THE PROBLEM: Extract all lines that hold "title" from the records below.

RECORDS FOR THIS TASK:
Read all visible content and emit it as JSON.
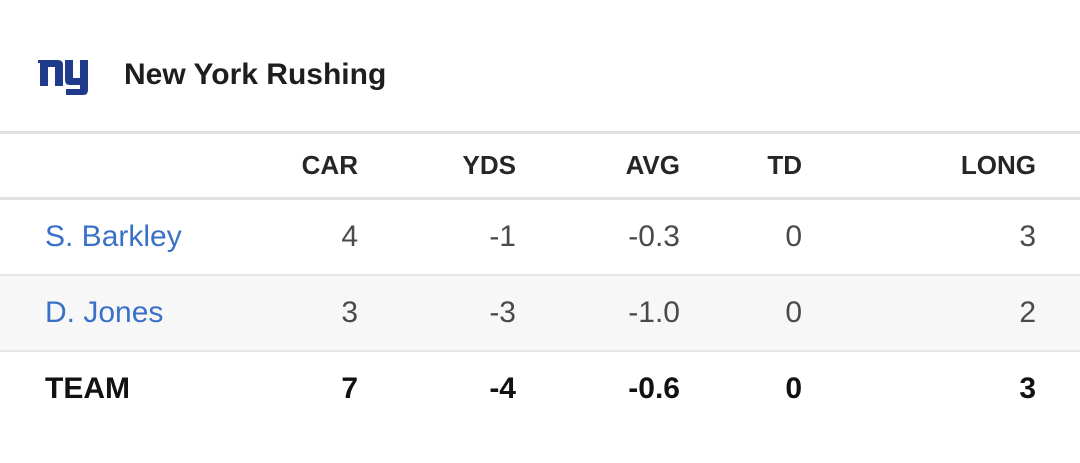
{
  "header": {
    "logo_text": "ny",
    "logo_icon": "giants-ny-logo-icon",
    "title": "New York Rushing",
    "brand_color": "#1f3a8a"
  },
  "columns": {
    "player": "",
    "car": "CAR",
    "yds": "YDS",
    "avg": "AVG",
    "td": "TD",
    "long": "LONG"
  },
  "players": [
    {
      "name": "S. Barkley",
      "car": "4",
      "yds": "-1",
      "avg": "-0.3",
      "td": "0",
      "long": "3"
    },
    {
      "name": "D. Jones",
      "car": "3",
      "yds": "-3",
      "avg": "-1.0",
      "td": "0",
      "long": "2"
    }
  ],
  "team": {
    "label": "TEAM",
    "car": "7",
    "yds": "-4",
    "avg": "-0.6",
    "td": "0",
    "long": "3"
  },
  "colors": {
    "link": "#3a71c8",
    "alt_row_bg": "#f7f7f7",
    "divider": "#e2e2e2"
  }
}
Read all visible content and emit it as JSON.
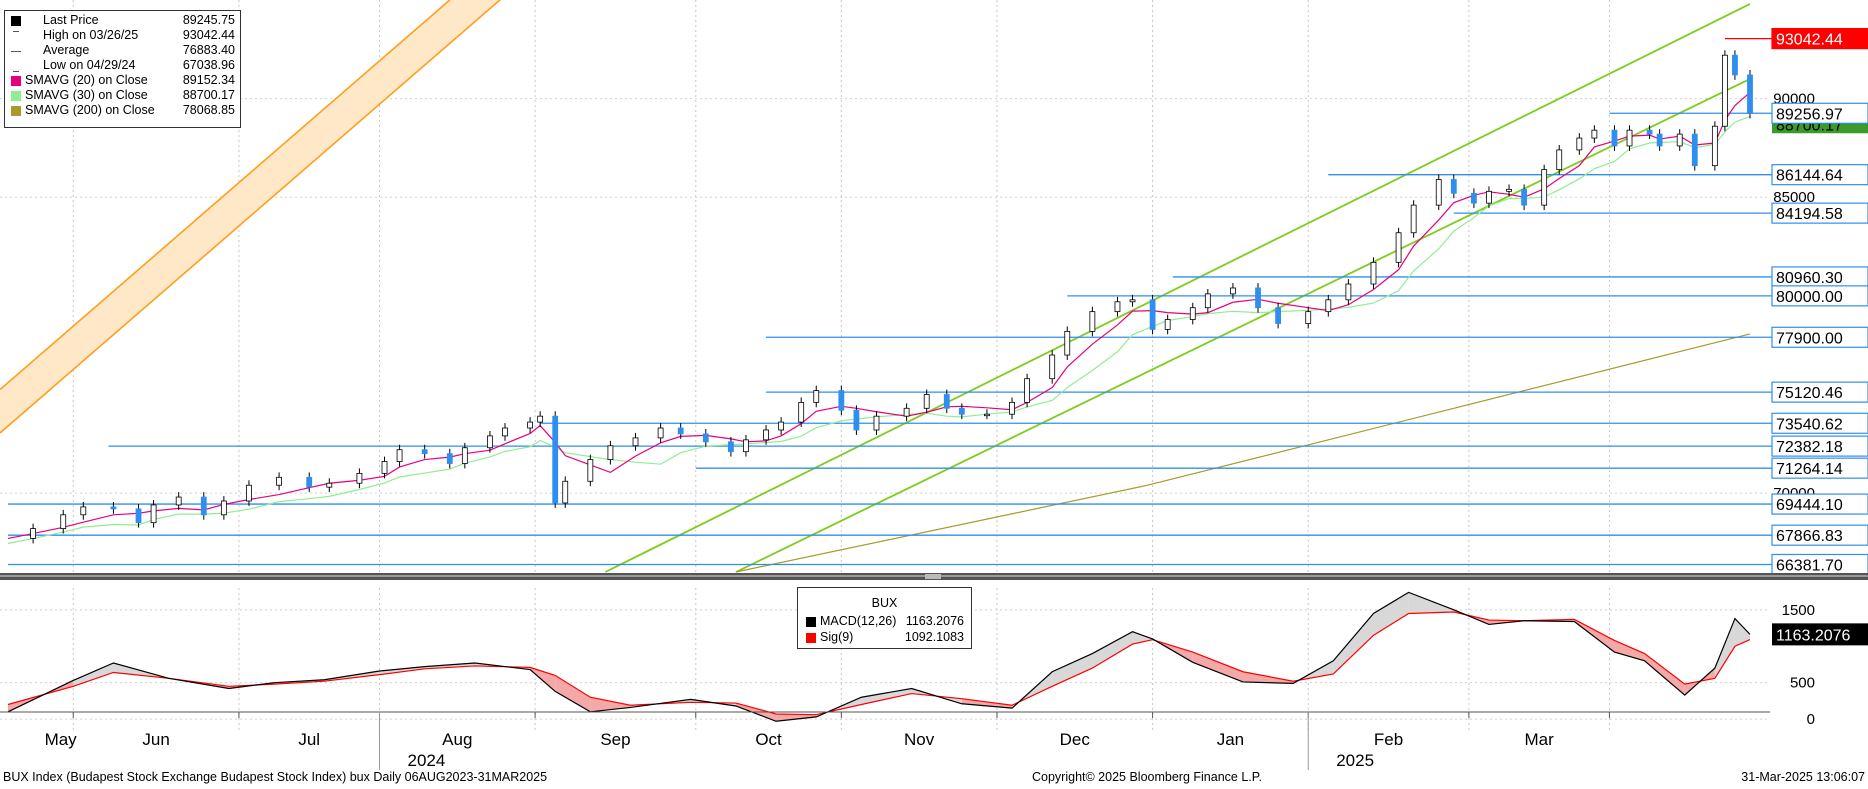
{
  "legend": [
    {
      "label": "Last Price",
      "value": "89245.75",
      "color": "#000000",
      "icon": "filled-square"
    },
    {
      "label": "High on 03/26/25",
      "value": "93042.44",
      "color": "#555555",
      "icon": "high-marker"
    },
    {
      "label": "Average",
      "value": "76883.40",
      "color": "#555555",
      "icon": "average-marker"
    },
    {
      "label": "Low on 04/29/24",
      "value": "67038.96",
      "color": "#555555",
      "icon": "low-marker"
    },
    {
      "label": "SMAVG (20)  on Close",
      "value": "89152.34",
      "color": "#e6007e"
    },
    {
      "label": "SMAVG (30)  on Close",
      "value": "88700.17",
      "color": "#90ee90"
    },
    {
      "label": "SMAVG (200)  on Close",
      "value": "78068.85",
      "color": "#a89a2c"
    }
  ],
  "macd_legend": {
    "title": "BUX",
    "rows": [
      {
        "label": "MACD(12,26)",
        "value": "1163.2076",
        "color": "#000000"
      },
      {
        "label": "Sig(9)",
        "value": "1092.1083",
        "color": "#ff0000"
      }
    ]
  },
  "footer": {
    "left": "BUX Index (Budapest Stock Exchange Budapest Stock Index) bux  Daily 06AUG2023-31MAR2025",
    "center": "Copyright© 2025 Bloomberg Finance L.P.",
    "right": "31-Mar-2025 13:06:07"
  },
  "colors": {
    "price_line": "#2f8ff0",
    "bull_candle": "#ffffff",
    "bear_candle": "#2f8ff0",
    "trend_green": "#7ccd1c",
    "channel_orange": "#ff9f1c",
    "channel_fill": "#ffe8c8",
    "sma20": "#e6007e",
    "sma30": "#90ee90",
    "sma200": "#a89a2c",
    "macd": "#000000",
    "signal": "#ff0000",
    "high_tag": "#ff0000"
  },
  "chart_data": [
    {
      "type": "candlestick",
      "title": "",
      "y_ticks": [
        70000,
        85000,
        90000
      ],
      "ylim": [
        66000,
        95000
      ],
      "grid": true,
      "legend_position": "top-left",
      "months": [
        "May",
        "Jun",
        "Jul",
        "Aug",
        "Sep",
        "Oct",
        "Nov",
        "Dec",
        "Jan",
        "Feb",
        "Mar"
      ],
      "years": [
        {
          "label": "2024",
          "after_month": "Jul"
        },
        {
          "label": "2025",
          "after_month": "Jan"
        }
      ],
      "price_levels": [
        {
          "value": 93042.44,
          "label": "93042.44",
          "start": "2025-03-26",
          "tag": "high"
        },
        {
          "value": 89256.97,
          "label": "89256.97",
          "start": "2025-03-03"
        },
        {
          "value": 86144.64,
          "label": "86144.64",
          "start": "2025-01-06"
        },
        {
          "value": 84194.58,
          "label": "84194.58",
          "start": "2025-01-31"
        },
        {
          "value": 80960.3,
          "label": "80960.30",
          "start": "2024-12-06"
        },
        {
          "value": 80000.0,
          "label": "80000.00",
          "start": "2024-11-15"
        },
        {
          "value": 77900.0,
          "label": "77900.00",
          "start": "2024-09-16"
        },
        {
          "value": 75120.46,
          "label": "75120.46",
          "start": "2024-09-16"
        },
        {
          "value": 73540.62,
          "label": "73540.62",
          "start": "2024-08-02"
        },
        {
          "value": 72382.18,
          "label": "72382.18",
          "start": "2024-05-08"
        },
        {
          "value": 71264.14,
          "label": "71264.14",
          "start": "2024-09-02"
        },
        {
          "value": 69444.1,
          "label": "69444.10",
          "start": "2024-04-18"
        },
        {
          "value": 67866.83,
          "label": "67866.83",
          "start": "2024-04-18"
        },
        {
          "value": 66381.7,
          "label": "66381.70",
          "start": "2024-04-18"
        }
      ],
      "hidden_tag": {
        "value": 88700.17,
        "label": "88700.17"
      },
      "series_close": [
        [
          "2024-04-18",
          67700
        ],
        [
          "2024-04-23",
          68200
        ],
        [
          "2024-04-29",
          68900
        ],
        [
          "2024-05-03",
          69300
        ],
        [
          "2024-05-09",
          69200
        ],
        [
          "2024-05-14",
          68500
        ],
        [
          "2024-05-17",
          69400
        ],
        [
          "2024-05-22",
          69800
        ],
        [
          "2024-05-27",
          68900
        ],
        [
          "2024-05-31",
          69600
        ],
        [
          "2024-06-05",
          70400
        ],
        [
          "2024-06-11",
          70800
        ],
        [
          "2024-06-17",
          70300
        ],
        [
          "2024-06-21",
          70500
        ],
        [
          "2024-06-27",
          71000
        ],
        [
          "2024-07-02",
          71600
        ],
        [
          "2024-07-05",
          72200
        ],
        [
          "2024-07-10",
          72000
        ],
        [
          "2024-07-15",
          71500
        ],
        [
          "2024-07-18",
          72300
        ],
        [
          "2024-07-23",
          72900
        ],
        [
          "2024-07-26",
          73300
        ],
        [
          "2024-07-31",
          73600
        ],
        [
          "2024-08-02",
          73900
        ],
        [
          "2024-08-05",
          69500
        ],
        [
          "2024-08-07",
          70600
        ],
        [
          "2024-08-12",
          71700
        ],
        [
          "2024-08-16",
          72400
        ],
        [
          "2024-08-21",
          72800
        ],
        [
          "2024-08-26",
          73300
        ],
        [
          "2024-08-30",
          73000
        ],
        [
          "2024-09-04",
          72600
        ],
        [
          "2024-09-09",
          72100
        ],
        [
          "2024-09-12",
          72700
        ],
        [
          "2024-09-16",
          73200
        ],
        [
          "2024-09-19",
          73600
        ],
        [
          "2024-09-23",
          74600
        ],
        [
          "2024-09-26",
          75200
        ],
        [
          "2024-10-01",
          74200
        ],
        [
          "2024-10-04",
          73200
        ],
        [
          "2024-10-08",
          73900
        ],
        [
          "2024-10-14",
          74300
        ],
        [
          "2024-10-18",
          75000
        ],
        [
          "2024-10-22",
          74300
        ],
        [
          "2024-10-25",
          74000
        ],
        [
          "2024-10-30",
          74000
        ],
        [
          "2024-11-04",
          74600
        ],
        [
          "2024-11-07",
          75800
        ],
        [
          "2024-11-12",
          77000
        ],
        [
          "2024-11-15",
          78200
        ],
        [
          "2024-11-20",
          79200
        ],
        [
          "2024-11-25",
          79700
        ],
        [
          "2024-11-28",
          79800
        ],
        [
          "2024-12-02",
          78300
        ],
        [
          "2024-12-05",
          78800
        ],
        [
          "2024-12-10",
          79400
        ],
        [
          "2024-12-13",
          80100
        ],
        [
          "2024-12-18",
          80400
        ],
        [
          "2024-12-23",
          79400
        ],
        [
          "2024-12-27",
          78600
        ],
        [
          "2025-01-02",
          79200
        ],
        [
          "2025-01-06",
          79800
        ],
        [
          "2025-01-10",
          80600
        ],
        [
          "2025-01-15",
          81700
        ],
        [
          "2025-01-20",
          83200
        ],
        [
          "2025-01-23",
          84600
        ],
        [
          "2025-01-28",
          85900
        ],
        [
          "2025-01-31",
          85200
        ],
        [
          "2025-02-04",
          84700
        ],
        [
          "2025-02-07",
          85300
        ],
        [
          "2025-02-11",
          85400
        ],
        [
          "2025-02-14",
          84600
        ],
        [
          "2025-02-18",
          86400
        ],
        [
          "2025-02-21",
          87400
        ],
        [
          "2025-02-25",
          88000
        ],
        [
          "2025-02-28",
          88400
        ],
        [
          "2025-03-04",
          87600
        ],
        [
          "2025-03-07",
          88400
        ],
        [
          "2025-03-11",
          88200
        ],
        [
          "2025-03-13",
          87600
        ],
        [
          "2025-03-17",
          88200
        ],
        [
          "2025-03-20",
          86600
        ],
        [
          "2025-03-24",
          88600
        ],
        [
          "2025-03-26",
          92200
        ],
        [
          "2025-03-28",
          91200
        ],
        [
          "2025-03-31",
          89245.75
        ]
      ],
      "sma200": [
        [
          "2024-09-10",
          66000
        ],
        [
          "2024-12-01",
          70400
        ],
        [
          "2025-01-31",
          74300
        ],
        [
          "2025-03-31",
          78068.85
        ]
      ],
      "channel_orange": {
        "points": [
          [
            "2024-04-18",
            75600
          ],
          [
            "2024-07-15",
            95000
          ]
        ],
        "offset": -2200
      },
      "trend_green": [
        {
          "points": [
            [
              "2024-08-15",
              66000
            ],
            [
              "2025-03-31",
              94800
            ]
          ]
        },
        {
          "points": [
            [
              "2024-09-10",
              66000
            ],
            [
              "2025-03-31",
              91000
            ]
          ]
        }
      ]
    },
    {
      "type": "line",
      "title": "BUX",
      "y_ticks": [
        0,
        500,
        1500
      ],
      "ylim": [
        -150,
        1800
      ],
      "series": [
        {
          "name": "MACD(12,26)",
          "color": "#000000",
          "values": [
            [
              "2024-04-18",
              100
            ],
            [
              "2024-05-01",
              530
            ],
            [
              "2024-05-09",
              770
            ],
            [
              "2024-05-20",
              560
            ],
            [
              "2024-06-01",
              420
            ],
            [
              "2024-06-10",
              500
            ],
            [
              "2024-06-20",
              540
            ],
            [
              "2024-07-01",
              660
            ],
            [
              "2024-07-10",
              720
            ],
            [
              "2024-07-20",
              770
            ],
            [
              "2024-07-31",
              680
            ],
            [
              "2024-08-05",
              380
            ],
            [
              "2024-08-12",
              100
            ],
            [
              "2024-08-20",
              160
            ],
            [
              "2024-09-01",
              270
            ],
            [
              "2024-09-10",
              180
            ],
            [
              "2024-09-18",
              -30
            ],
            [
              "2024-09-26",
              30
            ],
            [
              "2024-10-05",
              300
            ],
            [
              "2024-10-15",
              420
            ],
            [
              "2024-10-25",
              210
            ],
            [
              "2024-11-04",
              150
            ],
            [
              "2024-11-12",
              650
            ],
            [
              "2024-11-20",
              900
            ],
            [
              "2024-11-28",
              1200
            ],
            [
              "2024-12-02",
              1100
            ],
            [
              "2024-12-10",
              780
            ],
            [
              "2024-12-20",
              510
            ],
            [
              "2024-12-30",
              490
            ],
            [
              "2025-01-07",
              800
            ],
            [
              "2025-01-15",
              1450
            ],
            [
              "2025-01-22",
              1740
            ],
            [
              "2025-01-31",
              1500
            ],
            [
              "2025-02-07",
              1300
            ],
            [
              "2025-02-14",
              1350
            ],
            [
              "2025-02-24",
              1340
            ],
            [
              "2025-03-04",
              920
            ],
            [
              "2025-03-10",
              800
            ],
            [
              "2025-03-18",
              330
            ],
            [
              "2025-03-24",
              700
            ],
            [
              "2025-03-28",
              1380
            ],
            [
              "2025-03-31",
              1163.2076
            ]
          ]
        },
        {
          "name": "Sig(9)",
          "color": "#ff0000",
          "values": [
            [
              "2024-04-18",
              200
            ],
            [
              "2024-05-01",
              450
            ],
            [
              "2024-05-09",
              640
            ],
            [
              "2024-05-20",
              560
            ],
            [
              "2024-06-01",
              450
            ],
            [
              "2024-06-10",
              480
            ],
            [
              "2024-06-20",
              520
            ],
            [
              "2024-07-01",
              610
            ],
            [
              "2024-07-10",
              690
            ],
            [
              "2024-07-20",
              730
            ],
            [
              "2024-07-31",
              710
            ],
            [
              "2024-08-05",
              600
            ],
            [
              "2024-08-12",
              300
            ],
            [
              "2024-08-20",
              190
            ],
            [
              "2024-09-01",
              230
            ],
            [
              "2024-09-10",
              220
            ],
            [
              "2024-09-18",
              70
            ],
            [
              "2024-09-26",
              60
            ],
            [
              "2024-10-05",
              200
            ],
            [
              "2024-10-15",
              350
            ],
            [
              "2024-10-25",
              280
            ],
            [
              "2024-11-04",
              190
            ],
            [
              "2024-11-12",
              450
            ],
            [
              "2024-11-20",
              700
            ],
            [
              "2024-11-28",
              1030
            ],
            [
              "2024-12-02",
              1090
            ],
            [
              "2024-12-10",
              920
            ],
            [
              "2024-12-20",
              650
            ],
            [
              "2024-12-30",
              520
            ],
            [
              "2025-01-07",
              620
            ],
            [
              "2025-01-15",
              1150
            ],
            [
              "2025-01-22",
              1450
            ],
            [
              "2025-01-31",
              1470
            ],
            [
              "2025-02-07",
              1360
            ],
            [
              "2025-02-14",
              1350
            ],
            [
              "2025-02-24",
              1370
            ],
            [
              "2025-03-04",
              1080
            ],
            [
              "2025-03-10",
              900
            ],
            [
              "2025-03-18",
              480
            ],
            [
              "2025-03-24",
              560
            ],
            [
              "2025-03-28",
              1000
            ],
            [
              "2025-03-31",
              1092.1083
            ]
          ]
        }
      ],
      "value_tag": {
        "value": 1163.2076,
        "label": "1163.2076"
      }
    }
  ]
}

ANSWER TO THE EXERCISE:
    "title": "New York Rushing",
    "title": "BUX",
      "title": "",
      "title": "BUX",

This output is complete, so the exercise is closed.